> [AVAILABLE RECORDS]:
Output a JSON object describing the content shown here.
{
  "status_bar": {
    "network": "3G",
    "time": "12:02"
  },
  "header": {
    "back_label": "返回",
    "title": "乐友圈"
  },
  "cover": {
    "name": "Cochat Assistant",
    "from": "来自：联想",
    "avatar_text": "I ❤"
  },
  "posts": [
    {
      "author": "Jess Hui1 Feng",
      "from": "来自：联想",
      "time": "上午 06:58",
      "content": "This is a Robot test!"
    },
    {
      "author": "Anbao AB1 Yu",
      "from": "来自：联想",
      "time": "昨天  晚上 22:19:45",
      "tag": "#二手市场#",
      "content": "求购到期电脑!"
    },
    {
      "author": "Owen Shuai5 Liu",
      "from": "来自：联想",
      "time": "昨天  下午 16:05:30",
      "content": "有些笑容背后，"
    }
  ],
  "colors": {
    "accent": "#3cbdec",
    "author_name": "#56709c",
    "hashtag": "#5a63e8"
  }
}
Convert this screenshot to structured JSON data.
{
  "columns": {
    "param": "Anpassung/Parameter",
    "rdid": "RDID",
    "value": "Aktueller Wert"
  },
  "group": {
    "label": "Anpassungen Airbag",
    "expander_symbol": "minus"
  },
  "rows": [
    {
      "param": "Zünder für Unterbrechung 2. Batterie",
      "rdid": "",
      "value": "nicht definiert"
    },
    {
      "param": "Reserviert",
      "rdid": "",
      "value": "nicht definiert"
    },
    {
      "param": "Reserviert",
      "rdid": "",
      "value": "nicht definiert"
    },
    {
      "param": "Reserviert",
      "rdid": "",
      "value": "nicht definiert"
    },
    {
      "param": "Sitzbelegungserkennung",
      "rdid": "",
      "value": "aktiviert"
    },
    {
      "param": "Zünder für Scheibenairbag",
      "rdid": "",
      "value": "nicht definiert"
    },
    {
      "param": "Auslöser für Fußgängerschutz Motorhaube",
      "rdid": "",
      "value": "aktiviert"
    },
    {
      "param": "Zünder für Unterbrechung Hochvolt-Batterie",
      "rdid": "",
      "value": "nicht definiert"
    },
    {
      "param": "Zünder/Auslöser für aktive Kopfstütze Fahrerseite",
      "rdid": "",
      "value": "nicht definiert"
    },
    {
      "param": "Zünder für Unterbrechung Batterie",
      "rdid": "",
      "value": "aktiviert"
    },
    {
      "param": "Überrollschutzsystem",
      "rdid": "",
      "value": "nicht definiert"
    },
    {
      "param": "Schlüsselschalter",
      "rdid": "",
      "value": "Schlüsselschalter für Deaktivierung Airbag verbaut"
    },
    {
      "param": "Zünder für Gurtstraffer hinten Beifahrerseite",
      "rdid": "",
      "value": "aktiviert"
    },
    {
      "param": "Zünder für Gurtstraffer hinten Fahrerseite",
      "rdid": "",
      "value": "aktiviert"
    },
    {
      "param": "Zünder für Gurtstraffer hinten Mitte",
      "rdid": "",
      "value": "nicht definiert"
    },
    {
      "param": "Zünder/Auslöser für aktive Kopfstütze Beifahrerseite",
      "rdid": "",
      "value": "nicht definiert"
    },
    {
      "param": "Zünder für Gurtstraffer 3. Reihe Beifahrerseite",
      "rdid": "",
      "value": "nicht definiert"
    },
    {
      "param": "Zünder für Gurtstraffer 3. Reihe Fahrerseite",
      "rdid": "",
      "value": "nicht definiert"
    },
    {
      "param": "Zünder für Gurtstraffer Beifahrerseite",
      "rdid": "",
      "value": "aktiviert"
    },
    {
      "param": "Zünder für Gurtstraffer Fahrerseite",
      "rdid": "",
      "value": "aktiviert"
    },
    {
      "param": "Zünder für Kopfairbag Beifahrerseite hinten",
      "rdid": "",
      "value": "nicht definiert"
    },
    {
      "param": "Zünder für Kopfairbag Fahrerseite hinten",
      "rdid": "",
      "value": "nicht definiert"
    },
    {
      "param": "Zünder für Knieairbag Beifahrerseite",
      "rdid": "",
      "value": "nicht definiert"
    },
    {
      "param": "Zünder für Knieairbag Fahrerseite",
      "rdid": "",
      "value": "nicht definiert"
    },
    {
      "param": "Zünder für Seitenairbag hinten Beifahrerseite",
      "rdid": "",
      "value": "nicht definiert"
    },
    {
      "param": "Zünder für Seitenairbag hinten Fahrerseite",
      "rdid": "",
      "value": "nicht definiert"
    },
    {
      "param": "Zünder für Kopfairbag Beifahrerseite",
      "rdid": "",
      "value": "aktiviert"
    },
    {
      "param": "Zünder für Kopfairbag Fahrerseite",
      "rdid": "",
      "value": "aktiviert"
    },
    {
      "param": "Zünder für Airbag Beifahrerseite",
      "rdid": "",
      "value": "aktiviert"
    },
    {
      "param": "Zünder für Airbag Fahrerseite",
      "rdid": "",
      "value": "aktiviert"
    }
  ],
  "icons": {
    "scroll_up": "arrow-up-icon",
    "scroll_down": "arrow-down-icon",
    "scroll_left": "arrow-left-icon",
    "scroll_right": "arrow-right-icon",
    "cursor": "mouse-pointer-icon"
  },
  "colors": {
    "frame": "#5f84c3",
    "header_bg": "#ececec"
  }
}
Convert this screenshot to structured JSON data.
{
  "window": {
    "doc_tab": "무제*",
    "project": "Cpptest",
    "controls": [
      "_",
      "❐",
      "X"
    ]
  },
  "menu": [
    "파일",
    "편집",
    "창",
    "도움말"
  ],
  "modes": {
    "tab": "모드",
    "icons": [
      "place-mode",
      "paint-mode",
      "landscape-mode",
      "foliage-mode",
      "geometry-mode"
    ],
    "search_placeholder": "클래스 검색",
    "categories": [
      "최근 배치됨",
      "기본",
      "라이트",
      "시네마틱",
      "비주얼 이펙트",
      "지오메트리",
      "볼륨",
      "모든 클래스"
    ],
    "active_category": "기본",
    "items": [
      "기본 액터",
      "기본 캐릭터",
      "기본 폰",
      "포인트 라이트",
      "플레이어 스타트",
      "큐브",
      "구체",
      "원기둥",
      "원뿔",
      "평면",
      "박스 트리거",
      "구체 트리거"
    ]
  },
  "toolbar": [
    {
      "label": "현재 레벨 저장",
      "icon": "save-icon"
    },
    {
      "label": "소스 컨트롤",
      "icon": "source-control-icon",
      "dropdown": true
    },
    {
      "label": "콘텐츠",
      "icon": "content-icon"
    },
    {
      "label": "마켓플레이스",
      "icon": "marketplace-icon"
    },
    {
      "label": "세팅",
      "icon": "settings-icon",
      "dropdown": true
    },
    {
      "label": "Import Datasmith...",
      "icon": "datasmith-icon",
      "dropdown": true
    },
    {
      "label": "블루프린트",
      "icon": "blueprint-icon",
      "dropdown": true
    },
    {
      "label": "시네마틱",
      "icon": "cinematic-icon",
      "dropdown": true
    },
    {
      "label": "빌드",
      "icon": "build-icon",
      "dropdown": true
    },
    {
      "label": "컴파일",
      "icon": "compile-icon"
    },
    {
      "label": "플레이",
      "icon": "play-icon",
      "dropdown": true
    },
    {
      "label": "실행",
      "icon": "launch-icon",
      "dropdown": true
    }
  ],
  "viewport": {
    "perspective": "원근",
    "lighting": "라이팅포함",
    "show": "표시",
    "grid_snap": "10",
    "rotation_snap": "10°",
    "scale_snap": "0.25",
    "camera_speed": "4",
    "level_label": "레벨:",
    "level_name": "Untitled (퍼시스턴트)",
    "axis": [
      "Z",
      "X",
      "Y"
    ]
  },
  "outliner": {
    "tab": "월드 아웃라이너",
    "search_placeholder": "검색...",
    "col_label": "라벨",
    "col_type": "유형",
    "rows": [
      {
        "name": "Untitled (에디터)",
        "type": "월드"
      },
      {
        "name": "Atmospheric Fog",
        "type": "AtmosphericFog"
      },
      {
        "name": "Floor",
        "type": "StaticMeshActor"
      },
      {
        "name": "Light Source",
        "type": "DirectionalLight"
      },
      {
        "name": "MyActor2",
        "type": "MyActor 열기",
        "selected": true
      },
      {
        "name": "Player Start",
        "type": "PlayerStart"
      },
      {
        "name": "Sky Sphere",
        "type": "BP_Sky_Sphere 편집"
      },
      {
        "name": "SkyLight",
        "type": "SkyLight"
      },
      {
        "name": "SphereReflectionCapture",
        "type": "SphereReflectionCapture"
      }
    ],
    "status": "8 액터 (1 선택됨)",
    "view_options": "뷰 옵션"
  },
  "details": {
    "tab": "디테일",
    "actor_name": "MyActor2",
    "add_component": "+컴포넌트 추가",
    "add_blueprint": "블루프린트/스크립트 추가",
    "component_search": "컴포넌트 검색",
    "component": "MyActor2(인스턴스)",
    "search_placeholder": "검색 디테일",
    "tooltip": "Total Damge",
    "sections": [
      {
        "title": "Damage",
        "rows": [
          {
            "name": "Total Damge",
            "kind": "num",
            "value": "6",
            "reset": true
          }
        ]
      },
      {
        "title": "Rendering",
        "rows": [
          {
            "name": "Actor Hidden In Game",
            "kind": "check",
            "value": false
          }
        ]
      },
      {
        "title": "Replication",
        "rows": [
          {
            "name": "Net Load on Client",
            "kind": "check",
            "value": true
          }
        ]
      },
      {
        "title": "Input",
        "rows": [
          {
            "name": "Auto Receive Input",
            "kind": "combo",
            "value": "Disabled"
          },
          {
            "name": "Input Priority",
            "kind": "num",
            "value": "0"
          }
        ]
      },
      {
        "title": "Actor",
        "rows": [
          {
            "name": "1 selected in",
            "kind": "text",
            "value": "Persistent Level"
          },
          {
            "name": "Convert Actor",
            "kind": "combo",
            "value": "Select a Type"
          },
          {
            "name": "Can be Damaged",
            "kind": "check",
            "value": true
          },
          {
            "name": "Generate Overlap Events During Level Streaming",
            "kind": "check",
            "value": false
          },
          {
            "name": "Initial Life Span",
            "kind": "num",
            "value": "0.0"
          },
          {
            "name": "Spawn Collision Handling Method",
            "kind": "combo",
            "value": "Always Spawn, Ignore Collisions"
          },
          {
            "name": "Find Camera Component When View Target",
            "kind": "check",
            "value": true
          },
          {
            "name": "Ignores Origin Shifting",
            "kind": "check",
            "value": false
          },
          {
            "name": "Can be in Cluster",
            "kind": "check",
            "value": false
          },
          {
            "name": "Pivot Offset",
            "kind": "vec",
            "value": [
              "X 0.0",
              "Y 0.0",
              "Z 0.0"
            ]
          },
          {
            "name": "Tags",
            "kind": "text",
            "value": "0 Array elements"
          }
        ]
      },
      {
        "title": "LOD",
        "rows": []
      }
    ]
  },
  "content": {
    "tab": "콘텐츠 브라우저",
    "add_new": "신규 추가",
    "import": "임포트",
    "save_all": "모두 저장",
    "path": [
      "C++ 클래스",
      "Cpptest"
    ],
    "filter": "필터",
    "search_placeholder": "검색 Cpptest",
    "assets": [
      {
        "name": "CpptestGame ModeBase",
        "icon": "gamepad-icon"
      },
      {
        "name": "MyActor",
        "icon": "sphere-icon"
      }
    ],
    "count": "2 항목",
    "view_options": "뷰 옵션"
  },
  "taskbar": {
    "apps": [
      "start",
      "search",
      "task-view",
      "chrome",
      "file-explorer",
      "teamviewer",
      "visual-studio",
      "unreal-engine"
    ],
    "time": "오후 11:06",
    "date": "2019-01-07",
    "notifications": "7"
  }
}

> [THE PROBLEM]: Look above for every line with the word "Seitenairbag" and copy it.

> [CORRECT RESULT]:
      "param": "Zünder für Seitenairbag hinten Beifahrerseite",
      "param": "Zünder für Seitenairbag hinten Fahrerseite",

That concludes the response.